====== Selected text ======
From: Rick Edgecombe <rick.p.edgecombe@intel.com>

Intel TDX protects guest VMs from malicious host and certain physical
attacks. The TDX module uses pages provided by the host for both control
structures and for TD guest pages. These pages are encrypted using the
MK-TME encryption engine, with its special requirements around cache
invalidation. For its own security, the TDX module ensures pages are
flushed properly and track which usage they are currently assigned. For
creating and tearing down TD VMs and vCPUs KVM will need to use the
TDH.PHYMEM.PAGE.RECLAIM, TDH.PHYMEM.CACHE.WB, and TDH.PHYMEM.PAGE.WBINVD
SEAMCALLs.

Add tdh_phymem_page_reclaim() to enable KVM to call
TDH.PHYMEM.PAGE.RECLAIM to reclaim the page for use by the host kernel.
This effectively resets its state in the TDX module's page tracking
(PAMT), if the page is available to be reclaimed. This will be used by KVM
to reclaim the various types of pages owned by the TDX module. It will
have a small wrapper in KVM that retries in the case of a relevant error
code. Don't implement this wrapper in arch/x86 because KVM's solution
around retrying SEAMCALLs will be better located in a single place.

Add tdh_phymem_cache_wb() to enable KVM to call TDH.PHYMEM.CACHE.WB to do
a cache write back in a way that the TDX module can verify, before it
allows a KeyID to be freed. The KVM code will use this to have a small
wrapper that handles retries. Since the TDH.PHYMEM.CACHE.WB operation is
interruptible, have tdh_phymem_cache_wb() take a resume argument to pass
this info to the TDX module for restarts. It is worth noting that this
SEAMCALL uses a SEAM specific MSR to do the write back in sections. In
this way it does export some new functionality that affects CPU state.

Add tdh_phymem_page_wbinvd_tdr() to enable KVM to call
TDH.PHYMEM.PAGE.WBINVD to do a cache write back and invalidate of a TDR,
using the global KeyID. The underlying TDH.PHYMEM.PAGE.WBINVD SEAMCALL
requires the related KeyID to be encoded into the SEAMCALL args. Since the
global KeyID is not exposed to KVM, a dedicated wrapper is needed for TDR
focused TDH.PHYMEM.PAGE.WBINVD operations.
====== Supplied data ======
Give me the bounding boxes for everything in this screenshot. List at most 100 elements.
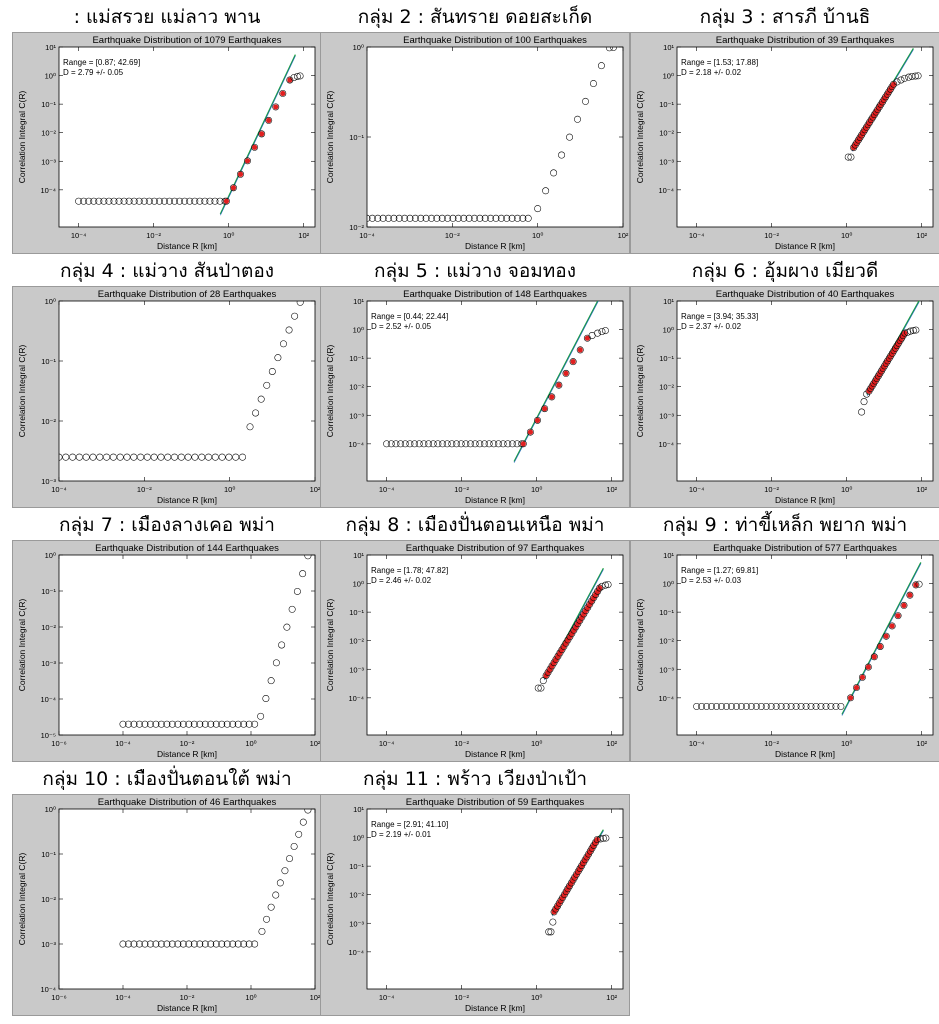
======
## Required actions
a: From the TDX patch note, quote the part that opens with the words containing "This effectively resets" and closes with "a single place.".
b: According to the TDX patch note, why does TDR-focused TDH.PHYMEM.PAGE.WBINVD work need its own dedicated wrapper? Answer in one to three sentences.

## Responses in order
a:
This effectively resets its state in the TDX module's page tracking
(PAMT), if the page is available to be reclaimed. This will be used by KVM
to reclaim the various types of pages owned by the TDX module. It will
have a small wrapper in KVM that retries in the case of a relevant error
code. Don't implement this wrapper in arch/x86 because KVM's solution
around retrying SEAMCALLs will be better located in a single place.

b: The TDH.PHYMEM.PAGE.WBINVD SEAMCALL needs the related KeyID encoded into its arguments. For a TDR that KeyID is the global KeyID, which is not exposed to KVM. A dedicated wrapper is therefore needed to supply it.